>> Begin SOURCE PASSAGE

# PyFusion Example Notebook #

This notebook steps through the main functions in the PyFusion module to provide an overview. Please refer to the documentation for the full list of optional parameters supported by each function.

In [None]:
from fusion import Fusion, FusionCredentials
import pandas as pd

## Getting started ##

A utility function _generate_credentials_file_ in the _FusionCredentials_ class can be used to save credentials in a format that can be read directly by the Fusion class to establish a session. 

Two optional parameters that are useful:

*  _credentials_file_ is an optional parameter to specify a location to write the file, this defaults to _./config/client_credentials.json_ 
*  _proxies_ will need to be set if connecting from behind an internet proxy, using the format:  proxies = {'http':'myproxy.mycompany.com:8080','https':'myproxy.mycompany.com:8080'}



In [None]:
FusionCredentials.generate_credentials_file(
                    client_id = '<CLIENT ID>',
                    client_secret = '<CLIENT SECRET>'
)

## Start a new Fusion session ##

Creating a Fusion object withough any parameters will attempt to load a credentials file from _./config/client_credentials.json_. A different path and file can be specified using the credentials parameter. Alternatively a Fusion object can be created by passing a FusionsCredentials object, or a dictionary with the required values to the constructor.  

The credentials are used to connect to the authentication server and obtain an access token. When the token expires it will be automatically renewed.

In [None]:
fusion = Fusion()

## List available catalogs ##

Returns a dataframe containing a list of catalogs that are available to the API functional account used to authenticate. 

In [None]:
fusion.list_catalogs()

## Get catalog resources ##

Returns the resources available for the specified catalog (the default is the common catalog). At this time, the catalog resources returned are products and datasets.

In [None]:
fusion.catalog_resources()

## List products in the catalog ##

Given a catalog name (the default is the common catalog), this will return a dataframe containing the list of products, including the product identifier and associated metadata.

* _contains_ is an optional parameter that filters the product list to those that contain the string or one of the strings in a list in the identifier or description attributes. The example below filters the product list to those containing either index or FX in the description or identifier attribtues. Calling the function without this parameter will return all products.
* _id_contains_ if set to True will match values specified by the contains parameter to the product identifier only

In [None]:
fusion.list_products(contains=['index','fx'])

>> End SOURCE PASSAGE
>> Begin RECORDED DATA

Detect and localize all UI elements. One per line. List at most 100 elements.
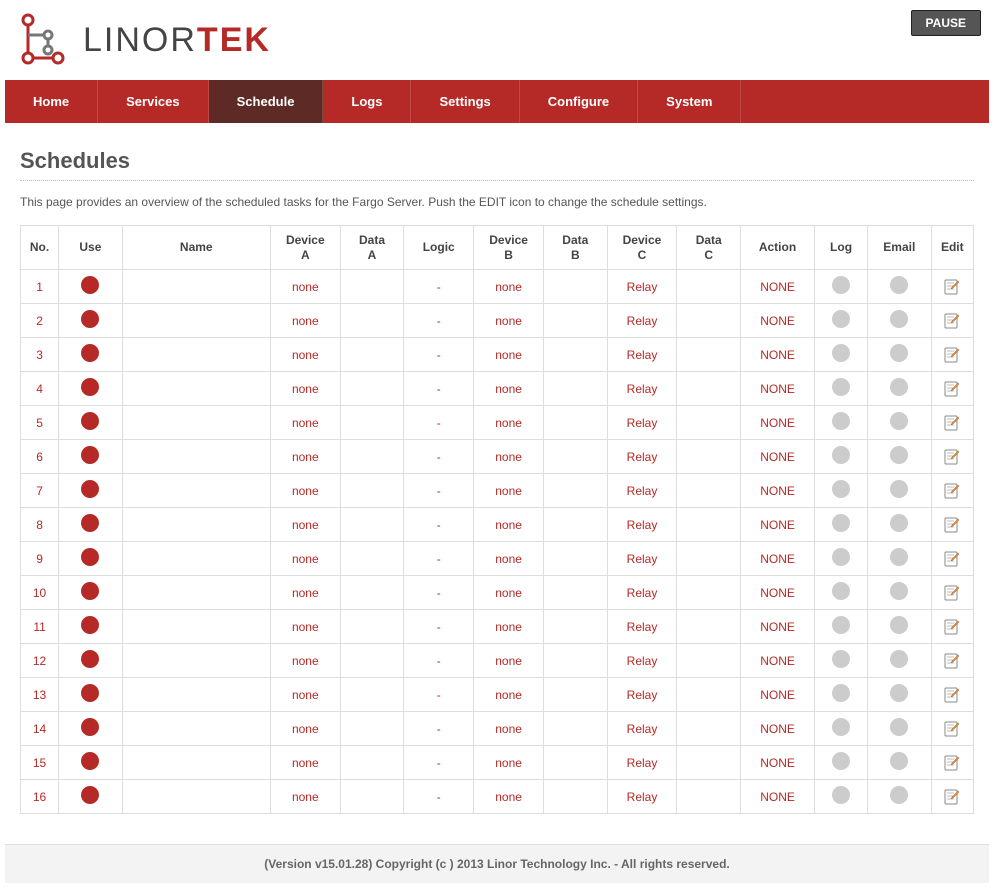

>> End RECORDED DATA

-- WHAT TO WORK ON --
**A.** Answer these questions using the PyFusion notebook.
(i) If no other location is given, where does generate_credentials_file write the credentials file?
(ii) What happens when the access token expires?
(iii) Which kinds of catalog resources does catalog_resources currently return?
**B.** Continue the PyFusion example notebook, starting after its final code cell.

-- EXPECTED ANSWERS --
**A.**
(i) ./config/client_credentials.json
(ii) It is renewed automatically.
(iii) Products and datasets.

**B.**
## List datasets in the catalog ##

Given a catalog name (the default is the common catalog), this will return a dataframe containing the list of datasets, including the dataset identifier and associated metadata.

* _contains_ is an optional parameter that works in the same way it does for products, and is either a string or a list of strings. The example below will return datasets with the word index in the identifier or description. 
* _id_contains_ limits the filtering by values specified by the contains parameter to matching the dataset identifier only.

* _max_results_ is an optional parameter tha specifies the number of rows to return.

In [None]:
fusion.list_datasets(contains='index', max_results = 5)

## Get dataset resources ##

Return a dataframe containing the resources available for the dataset, given the dataset identifier. At this time, this will always be a datasetseries which represents instances of the dataset, e.g. in a timeseries.

In [None]:
fusion.dataset_resources('<DATASET ID>')

## List datasets attributes ##

Return a dataframe with the attributes contained in the dataset given the dataset identifier. The name, type, and description is retrieved from the data dictionary.

In [None]:
fusion.list_dataset_attributes('<DATASET ID>')

## List datasetseries members ##

Return a dataframe with the datasetseries members given a dataset identifier. The identifier in the results is a label representing invidual instances of the dataset, for example corresponding to a date.

In [None]:
fusion.list_datasetmembers('<DATASET ID>')

## Get datasetseries member resources ##

Given a dataset identifier and a datasetseries member identifier, this will return a dataframe containing the resources available for this datasetseries member in a dataframe. Currently, this will return distributions, which represents a downloadable file in a specific format.

In [None]:
fusion.datasetmember_resources('<DATASET ID>','<SERIES ID>')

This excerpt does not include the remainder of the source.